> _DIRECTIONS_
Identify, in the records below, every line where the string "Campaign" appears, and copy each such line.

## Begin DATA EXCERPTS

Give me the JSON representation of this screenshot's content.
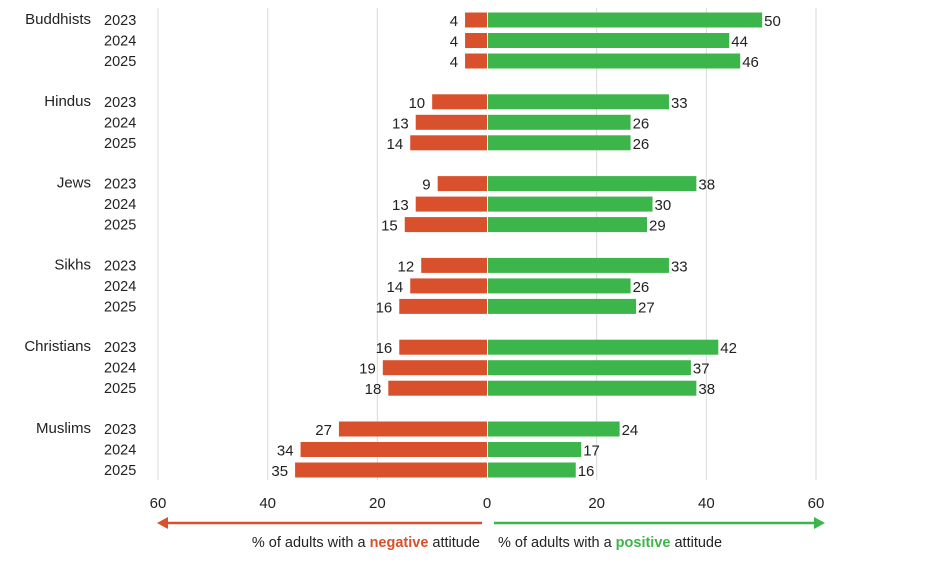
{
  "chart_data": {
    "type": "bar",
    "orientation": "horizontal-diverging",
    "groups": [
      "Buddhists",
      "Hindus",
      "Jews",
      "Sikhs",
      "Christians",
      "Muslims"
    ],
    "years": [
      "2023",
      "2024",
      "2025"
    ],
    "series": [
      {
        "name": "negative",
        "color": "#d9512c",
        "values": [
          [
            4,
            4,
            4
          ],
          [
            10,
            13,
            14
          ],
          [
            9,
            13,
            15
          ],
          [
            12,
            14,
            16
          ],
          [
            16,
            19,
            18
          ],
          [
            27,
            34,
            35
          ]
        ]
      },
      {
        "name": "positive",
        "color": "#3cb54a",
        "values": [
          [
            50,
            44,
            46
          ],
          [
            33,
            26,
            26
          ],
          [
            38,
            30,
            29
          ],
          [
            33,
            26,
            27
          ],
          [
            42,
            37,
            38
          ],
          [
            24,
            17,
            16
          ]
        ]
      }
    ],
    "xlim": [
      -60,
      60
    ],
    "xticks": [
      "60",
      "40",
      "20",
      "0",
      "20",
      "40",
      "60"
    ],
    "grid": true,
    "neg_label": {
      "prefix": "% of adults with a ",
      "highlight": "negative",
      "suffix": " attitude"
    },
    "pos_label": {
      "prefix": "% of adults with a ",
      "highlight": "positive",
      "suffix": " attitude"
    }
  }
}
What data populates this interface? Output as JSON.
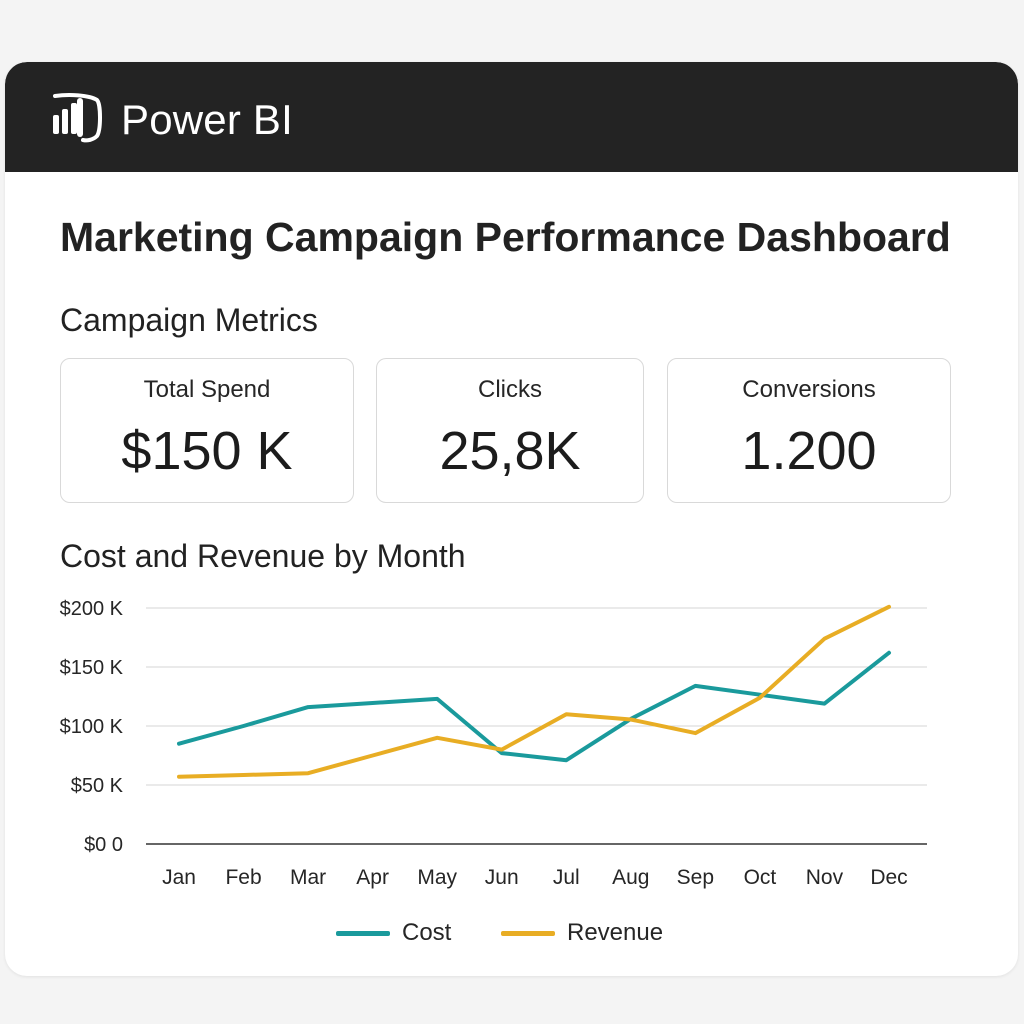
{
  "app": {
    "brand": "Power BI"
  },
  "page": {
    "title": "Marketing Campaign Performance Dashboard"
  },
  "metrics": {
    "section_title": "Campaign Metrics",
    "cards": [
      {
        "label": "Total Spend",
        "value": "$150 K"
      },
      {
        "label": "Clicks",
        "value": "25,8K"
      },
      {
        "label": "Conversions",
        "value": "1.200"
      }
    ]
  },
  "colors": {
    "cost": "#1a9a9c",
    "revenue": "#e8ad24",
    "titlebar": "#232323"
  },
  "icons": {
    "logo": "power-bi-logo"
  },
  "chart_data": {
    "type": "line",
    "title": "Cost and Revenue by Month",
    "categories": [
      "Jan",
      "Feb",
      "Mar",
      "Apr",
      "May",
      "Jun",
      "Jul",
      "Aug",
      "Sep",
      "Oct",
      "Nov",
      "Dec"
    ],
    "series": [
      {
        "name": "Cost",
        "color": "#1a9a9c",
        "values": [
          85,
          100,
          116,
          119.5,
          123,
          77,
          71,
          106,
          134,
          126.5,
          119,
          162
        ]
      },
      {
        "name": "Revenue",
        "color": "#e8ad24",
        "values": [
          57,
          58.5,
          60,
          75,
          90,
          80,
          110,
          105.5,
          94,
          124,
          174,
          201
        ]
      }
    ],
    "y_ticks": [
      "$0 0",
      "$50 K",
      "$100 K",
      "$150 K",
      "$200 K"
    ],
    "y_tick_values": [
      0,
      50,
      100,
      150,
      200
    ],
    "ylim": [
      0,
      200
    ],
    "grid": true,
    "legend_position": "bottom-center"
  }
}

## End DATA EXCERPTS

> _FINAL ANSWER_
    "title": "Marketing Campaign Performance Dashboard"
    "section_title": "Campaign Metrics",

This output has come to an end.